(AIM OF THE TASK): Copy out the entries below, putting "mic-icon" in place of every "microphone-icon" and keeping everything else the same.

(ENTRIES PROVIDED):

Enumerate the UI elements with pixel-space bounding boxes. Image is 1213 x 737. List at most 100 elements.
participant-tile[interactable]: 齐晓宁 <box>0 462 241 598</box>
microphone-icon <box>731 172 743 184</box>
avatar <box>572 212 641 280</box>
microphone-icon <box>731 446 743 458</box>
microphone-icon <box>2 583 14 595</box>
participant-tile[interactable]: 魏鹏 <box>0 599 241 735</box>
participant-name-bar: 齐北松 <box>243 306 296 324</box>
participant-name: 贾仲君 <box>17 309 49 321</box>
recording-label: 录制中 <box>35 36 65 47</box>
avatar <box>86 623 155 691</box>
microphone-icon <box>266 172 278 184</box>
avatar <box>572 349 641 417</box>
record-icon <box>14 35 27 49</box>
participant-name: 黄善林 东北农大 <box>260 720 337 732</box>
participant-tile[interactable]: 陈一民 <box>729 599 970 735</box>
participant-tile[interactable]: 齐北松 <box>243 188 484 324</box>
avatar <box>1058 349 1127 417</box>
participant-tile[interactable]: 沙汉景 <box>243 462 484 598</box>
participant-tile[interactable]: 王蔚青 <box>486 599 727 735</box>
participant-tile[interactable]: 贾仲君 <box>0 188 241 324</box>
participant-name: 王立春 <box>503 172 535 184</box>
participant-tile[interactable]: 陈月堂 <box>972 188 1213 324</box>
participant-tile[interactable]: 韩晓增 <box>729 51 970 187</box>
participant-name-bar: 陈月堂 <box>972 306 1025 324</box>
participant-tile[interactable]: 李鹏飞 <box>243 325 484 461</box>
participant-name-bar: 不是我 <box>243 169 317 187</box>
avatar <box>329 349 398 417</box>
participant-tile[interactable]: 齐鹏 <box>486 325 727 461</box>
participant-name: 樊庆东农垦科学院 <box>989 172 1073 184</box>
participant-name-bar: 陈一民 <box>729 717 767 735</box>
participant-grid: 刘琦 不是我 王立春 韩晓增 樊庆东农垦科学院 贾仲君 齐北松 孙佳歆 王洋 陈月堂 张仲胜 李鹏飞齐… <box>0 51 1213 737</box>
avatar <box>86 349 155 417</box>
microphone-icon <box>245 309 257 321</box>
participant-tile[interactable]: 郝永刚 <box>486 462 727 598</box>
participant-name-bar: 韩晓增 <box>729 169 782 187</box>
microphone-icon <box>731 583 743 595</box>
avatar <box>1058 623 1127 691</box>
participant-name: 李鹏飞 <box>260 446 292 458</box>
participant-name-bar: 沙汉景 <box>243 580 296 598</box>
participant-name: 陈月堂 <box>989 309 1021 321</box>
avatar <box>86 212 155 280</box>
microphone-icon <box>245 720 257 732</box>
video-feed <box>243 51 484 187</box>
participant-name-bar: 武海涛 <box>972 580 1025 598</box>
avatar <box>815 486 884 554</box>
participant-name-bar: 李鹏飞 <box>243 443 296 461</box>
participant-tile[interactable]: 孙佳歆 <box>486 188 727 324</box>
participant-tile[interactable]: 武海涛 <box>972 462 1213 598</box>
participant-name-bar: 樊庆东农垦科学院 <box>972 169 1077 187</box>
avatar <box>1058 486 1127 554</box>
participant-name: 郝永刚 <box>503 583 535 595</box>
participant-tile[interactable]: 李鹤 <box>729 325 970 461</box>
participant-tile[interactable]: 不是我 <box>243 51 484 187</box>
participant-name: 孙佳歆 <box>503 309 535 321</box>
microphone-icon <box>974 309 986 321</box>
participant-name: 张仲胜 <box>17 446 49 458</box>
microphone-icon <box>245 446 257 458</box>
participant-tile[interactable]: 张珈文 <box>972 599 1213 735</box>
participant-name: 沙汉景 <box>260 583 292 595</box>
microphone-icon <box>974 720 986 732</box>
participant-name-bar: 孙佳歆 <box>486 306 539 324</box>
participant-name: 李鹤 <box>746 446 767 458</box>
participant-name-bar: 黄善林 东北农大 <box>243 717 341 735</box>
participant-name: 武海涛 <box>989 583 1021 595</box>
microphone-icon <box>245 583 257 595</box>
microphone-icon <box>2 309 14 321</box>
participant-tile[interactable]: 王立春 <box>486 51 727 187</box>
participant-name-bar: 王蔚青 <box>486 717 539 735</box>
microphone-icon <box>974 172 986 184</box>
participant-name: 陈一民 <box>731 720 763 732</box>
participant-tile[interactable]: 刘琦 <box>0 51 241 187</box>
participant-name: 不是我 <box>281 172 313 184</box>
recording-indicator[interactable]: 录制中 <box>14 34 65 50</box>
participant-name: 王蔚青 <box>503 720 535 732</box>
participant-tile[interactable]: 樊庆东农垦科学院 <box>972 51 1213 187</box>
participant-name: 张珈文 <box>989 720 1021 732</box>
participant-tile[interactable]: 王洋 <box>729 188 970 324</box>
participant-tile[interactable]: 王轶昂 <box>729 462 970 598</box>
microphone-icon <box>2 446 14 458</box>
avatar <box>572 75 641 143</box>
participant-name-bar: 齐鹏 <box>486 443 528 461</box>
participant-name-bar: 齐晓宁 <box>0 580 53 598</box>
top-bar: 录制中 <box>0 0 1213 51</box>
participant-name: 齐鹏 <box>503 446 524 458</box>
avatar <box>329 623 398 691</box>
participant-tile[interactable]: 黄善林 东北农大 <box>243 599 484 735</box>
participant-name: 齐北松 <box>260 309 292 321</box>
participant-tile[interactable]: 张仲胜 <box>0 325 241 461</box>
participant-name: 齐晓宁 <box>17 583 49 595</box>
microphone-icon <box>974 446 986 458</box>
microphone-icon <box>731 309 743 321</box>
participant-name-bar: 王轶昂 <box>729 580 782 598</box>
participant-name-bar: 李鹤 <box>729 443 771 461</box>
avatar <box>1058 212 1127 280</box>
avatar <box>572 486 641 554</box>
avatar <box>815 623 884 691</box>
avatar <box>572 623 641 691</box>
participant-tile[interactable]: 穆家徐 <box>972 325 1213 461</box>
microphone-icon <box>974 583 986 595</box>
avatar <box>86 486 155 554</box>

(RESULT):
Enumerate the UI elements with pixel-space bounding boxes. Image is 1213 x 737. List at most 100 elements.
participant-tile[interactable]: 齐晓宁 <box>0 462 241 598</box>
mic-icon <box>731 172 743 184</box>
avatar <box>572 212 641 280</box>
mic-icon <box>731 446 743 458</box>
mic-icon <box>2 583 14 595</box>
participant-tile[interactable]: 魏鹏 <box>0 599 241 735</box>
participant-name-bar: 齐北松 <box>243 306 296 324</box>
participant-name: 贾仲君 <box>17 309 49 321</box>
recording-label: 录制中 <box>35 36 65 47</box>
avatar <box>86 623 155 691</box>
mic-icon <box>266 172 278 184</box>
avatar <box>572 349 641 417</box>
record-icon <box>14 35 27 49</box>
participant-name: 黄善林 东北农大 <box>260 720 337 732</box>
participant-tile[interactable]: 陈一民 <box>729 599 970 735</box>
participant-tile[interactable]: 齐北松 <box>243 188 484 324</box>
avatar <box>1058 349 1127 417</box>
participant-tile[interactable]: 沙汉景 <box>243 462 484 598</box>
participant-tile[interactable]: 王蔚青 <box>486 599 727 735</box>
participant-tile[interactable]: 贾仲君 <box>0 188 241 324</box>
participant-name: 王立春 <box>503 172 535 184</box>
participant-tile[interactable]: 陈月堂 <box>972 188 1213 324</box>
participant-tile[interactable]: 韩晓增 <box>729 51 970 187</box>
participant-name-bar: 陈月堂 <box>972 306 1025 324</box>
participant-tile[interactable]: 李鹏飞 <box>243 325 484 461</box>
participant-name-bar: 不是我 <box>243 169 317 187</box>
avatar <box>329 349 398 417</box>
participant-tile[interactable]: 齐鹏 <box>486 325 727 461</box>
participant-name: 樊庆东农垦科学院 <box>989 172 1073 184</box>
participant-name-bar: 陈一民 <box>729 717 767 735</box>
participant-grid: 刘琦 不是我 王立春 韩晓增 樊庆东农垦科学院 贾仲君 齐北松 孙佳歆 王洋 陈月堂 张仲胜 李鹏飞齐… <box>0 51 1213 737</box>
avatar <box>86 349 155 417</box>
mic-icon <box>245 309 257 321</box>
participant-tile[interactable]: 郝永刚 <box>486 462 727 598</box>
participant-name-bar: 韩晓增 <box>729 169 782 187</box>
mic-icon <box>731 583 743 595</box>
avatar <box>1058 623 1127 691</box>
participant-name: 李鹏飞 <box>260 446 292 458</box>
participant-name-bar: 沙汉景 <box>243 580 296 598</box>
participant-name: 陈月堂 <box>989 309 1021 321</box>
avatar <box>86 212 155 280</box>
mic-icon <box>245 720 257 732</box>
video-feed <box>243 51 484 187</box>
participant-name-bar: 武海涛 <box>972 580 1025 598</box>
avatar <box>815 486 884 554</box>
participant-name-bar: 李鹏飞 <box>243 443 296 461</box>
participant-tile[interactable]: 孙佳歆 <box>486 188 727 324</box>
participant-tile[interactable]: 武海涛 <box>972 462 1213 598</box>
participant-name-bar: 樊庆东农垦科学院 <box>972 169 1077 187</box>
avatar <box>1058 486 1127 554</box>
participant-name: 郝永刚 <box>503 583 535 595</box>
participant-tile[interactable]: 李鹤 <box>729 325 970 461</box>
participant-tile[interactable]: 不是我 <box>243 51 484 187</box>
participant-name: 孙佳歆 <box>503 309 535 321</box>
mic-icon <box>974 309 986 321</box>
participant-name: 张仲胜 <box>17 446 49 458</box>
mic-icon <box>245 446 257 458</box>
participant-tile[interactable]: 张珈文 <box>972 599 1213 735</box>
participant-name: 沙汉景 <box>260 583 292 595</box>
mic-icon <box>974 720 986 732</box>
participant-name-bar: 孙佳歆 <box>486 306 539 324</box>
participant-name: 李鹤 <box>746 446 767 458</box>
participant-name-bar: 黄善林 东北农大 <box>243 717 341 735</box>
participant-name: 武海涛 <box>989 583 1021 595</box>
mic-icon <box>245 583 257 595</box>
mic-icon <box>2 309 14 321</box>
participant-tile[interactable]: 王立春 <box>486 51 727 187</box>
participant-name-bar: 王蔚青 <box>486 717 539 735</box>
mic-icon <box>974 172 986 184</box>
participant-name: 陈一民 <box>731 720 763 732</box>
participant-tile[interactable]: 刘琦 <box>0 51 241 187</box>
participant-name: 不是我 <box>281 172 313 184</box>
recording-indicator[interactable]: 录制中 <box>14 34 65 50</box>
participant-name: 王蔚青 <box>503 720 535 732</box>
participant-tile[interactable]: 樊庆东农垦科学院 <box>972 51 1213 187</box>
participant-name: 张珈文 <box>989 720 1021 732</box>
participant-tile[interactable]: 王洋 <box>729 188 970 324</box>
participant-tile[interactable]: 王轶昂 <box>729 462 970 598</box>
mic-icon <box>2 446 14 458</box>
avatar <box>572 75 641 143</box>
participant-name-bar: 齐鹏 <box>486 443 528 461</box>
participant-name-bar: 齐晓宁 <box>0 580 53 598</box>
top-bar: 录制中 <box>0 0 1213 51</box>
participant-name: 齐鹏 <box>503 446 524 458</box>
avatar <box>329 623 398 691</box>
participant-tile[interactable]: 黄善林 东北农大 <box>243 599 484 735</box>
participant-name: 齐北松 <box>260 309 292 321</box>
participant-tile[interactable]: 张仲胜 <box>0 325 241 461</box>
participant-name: 齐晓宁 <box>17 583 49 595</box>
mic-icon <box>974 446 986 458</box>
mic-icon <box>731 309 743 321</box>
participant-name-bar: 王轶昂 <box>729 580 782 598</box>
participant-name-bar: 李鹤 <box>729 443 771 461</box>
avatar <box>1058 212 1127 280</box>
avatar <box>572 486 641 554</box>
avatar <box>815 623 884 691</box>
avatar <box>572 623 641 691</box>
participant-tile[interactable]: 穆家徐 <box>972 325 1213 461</box>
mic-icon <box>974 583 986 595</box>
avatar <box>86 486 155 554</box>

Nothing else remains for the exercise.